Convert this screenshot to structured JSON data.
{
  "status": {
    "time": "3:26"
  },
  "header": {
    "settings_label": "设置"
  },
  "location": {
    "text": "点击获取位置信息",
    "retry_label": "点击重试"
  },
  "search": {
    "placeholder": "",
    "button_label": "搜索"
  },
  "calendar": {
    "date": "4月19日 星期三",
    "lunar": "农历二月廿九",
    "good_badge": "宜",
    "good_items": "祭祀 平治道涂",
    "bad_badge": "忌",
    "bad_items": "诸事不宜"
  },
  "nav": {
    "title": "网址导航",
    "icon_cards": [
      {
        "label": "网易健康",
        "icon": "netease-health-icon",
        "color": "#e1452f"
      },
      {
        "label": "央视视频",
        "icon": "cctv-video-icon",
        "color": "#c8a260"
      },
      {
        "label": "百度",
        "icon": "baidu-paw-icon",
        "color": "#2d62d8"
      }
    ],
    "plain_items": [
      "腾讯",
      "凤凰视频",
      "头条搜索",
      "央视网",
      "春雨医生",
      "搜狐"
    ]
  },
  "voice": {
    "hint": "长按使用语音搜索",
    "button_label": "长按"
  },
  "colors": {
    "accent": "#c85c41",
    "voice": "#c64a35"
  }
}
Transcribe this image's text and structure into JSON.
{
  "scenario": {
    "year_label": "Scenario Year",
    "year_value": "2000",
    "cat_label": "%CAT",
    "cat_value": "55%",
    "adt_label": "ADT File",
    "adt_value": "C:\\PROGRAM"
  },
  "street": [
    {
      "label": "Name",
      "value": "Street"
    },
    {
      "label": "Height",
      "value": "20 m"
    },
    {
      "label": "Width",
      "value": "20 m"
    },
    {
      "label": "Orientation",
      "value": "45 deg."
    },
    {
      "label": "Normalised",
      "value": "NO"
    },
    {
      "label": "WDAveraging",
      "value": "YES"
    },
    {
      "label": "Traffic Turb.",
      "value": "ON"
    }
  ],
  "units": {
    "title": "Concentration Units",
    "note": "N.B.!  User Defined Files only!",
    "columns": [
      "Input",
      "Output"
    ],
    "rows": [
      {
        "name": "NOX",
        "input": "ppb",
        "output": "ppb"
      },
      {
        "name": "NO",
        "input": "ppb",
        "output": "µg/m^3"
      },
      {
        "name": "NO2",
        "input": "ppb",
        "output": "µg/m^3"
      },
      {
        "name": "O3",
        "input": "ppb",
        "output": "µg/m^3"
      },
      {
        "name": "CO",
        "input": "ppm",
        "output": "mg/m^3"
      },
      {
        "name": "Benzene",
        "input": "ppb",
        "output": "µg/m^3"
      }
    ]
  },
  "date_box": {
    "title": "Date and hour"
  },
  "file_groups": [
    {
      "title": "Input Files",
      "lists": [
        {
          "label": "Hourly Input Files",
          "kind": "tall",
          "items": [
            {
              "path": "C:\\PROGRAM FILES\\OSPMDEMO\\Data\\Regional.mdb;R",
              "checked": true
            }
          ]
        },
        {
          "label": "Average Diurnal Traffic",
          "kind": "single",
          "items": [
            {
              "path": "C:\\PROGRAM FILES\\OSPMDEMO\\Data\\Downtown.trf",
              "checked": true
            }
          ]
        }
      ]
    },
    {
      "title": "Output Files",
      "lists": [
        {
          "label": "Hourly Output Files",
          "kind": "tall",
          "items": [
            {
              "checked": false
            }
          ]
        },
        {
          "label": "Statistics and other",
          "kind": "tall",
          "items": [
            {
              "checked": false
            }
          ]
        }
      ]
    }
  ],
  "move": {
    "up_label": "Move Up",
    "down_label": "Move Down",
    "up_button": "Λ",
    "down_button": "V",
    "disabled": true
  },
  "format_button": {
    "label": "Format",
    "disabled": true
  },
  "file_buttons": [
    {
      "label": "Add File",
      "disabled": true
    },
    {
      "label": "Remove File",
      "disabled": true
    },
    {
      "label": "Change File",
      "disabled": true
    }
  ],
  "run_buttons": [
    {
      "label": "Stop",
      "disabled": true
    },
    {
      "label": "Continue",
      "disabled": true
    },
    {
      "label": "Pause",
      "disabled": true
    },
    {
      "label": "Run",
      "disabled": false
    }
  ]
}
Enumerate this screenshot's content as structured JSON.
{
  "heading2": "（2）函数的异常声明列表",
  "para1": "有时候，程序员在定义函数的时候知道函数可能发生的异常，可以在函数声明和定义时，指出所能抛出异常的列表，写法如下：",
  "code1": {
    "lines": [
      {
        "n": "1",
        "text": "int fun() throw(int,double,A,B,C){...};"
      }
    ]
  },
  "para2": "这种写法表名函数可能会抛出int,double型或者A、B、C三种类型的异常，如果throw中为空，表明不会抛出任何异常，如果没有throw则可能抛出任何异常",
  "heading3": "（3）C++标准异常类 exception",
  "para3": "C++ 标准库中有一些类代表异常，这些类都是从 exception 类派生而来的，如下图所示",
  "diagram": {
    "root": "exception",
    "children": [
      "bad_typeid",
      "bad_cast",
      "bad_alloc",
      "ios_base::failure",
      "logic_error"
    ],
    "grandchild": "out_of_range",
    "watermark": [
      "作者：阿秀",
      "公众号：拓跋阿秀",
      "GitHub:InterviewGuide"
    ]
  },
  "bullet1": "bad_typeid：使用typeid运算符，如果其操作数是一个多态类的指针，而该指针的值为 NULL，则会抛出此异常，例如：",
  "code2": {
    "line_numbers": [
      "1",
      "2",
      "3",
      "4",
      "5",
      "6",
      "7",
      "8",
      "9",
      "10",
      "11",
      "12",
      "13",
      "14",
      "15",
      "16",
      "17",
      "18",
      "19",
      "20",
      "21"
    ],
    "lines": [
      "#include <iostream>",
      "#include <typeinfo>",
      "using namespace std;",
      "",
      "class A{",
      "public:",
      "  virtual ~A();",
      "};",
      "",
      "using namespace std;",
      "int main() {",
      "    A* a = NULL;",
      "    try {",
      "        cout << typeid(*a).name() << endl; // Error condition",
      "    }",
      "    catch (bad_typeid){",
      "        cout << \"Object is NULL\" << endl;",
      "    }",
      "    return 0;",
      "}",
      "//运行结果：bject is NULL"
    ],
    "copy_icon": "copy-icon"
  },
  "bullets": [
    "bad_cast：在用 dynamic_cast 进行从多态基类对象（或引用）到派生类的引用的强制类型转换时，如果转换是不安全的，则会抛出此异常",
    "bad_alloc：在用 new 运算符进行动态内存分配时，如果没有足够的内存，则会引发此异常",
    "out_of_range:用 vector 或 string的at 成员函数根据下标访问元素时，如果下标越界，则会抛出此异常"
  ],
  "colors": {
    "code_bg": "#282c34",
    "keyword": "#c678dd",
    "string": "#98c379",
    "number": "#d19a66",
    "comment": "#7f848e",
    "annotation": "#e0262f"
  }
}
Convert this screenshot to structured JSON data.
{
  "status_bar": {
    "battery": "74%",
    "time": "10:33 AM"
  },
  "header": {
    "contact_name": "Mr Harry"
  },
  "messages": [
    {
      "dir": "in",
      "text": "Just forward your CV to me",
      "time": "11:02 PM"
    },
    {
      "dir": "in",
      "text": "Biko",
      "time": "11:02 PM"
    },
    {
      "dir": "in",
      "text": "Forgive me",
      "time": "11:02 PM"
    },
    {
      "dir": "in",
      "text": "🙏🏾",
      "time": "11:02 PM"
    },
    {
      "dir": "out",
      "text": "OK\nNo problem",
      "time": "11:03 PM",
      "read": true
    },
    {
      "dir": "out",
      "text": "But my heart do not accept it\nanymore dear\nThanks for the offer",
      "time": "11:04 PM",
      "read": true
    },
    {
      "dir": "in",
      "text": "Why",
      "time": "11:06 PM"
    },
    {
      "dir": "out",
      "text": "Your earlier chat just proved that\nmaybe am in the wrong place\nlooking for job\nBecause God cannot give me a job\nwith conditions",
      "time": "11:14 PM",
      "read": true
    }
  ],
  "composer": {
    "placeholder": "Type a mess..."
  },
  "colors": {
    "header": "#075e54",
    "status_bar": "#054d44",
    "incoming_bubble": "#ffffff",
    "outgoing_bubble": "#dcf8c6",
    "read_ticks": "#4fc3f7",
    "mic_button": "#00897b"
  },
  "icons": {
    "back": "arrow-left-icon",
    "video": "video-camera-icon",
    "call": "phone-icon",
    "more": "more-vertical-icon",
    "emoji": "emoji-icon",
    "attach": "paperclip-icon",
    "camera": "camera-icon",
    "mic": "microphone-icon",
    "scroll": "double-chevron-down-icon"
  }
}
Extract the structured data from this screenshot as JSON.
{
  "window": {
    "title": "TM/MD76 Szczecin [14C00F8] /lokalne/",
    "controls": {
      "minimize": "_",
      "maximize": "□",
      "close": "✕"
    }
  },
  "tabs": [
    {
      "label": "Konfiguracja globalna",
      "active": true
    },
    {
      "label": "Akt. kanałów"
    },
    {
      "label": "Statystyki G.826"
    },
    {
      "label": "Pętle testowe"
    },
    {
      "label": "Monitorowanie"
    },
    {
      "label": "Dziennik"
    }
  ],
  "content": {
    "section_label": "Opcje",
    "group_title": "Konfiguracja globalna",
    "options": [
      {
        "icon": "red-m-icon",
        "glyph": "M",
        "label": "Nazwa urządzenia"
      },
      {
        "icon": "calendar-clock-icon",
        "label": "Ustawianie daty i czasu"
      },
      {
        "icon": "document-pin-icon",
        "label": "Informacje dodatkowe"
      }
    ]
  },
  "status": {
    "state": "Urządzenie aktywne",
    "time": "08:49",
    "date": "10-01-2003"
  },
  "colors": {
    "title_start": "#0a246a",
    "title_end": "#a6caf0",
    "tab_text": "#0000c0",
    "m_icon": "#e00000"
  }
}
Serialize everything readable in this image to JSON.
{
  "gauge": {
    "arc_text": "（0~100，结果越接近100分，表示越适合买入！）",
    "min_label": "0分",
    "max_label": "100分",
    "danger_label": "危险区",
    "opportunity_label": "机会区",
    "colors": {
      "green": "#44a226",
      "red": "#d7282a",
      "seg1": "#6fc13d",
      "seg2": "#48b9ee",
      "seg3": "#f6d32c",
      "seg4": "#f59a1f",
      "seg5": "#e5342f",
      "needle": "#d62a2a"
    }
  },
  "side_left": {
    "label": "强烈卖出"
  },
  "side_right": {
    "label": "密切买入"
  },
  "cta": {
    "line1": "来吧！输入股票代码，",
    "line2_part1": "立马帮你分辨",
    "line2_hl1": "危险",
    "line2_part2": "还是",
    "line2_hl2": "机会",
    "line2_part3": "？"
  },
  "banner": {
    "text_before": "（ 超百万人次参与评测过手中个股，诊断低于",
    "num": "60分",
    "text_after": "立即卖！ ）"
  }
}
================================
**Exercise**
Find the line containing "Serialize everything readable", then output it and every line after it to the end of the data, exactly.

**Task result**
Serialize everything readable in this image to JSON.
{
  "gauge": {
    "arc_text": "（0~100，结果越接近100分，表示越适合买入！）",
    "min_label": "0分",
    "max_label": "100分",
    "danger_label": "危险区",
    "opportunity_label": "机会区",
    "colors": {
      "green": "#44a226",
      "red": "#d7282a",
      "seg1": "#6fc13d",
      "seg2": "#48b9ee",
      "seg3": "#f6d32c",
      "seg4": "#f59a1f",
      "seg5": "#e5342f",
      "needle": "#d62a2a"
    }
  },
  "side_left": {
    "label": "强烈卖出"
  },
  "side_right": {
    "label": "密切买入"
  },
  "cta": {
    "line1": "来吧！输入股票代码，",
    "line2_part1": "立马帮你分辨",
    "line2_hl1": "危险",
    "line2_part2": "还是",
    "line2_hl2": "机会",
    "line2_part3": "？"
  },
  "banner": {
    "text_before": "（ 超百万人次参与评测过手中个股，诊断低于",
    "num": "60分",
    "text_after": "立即卖！ ）"
  }
}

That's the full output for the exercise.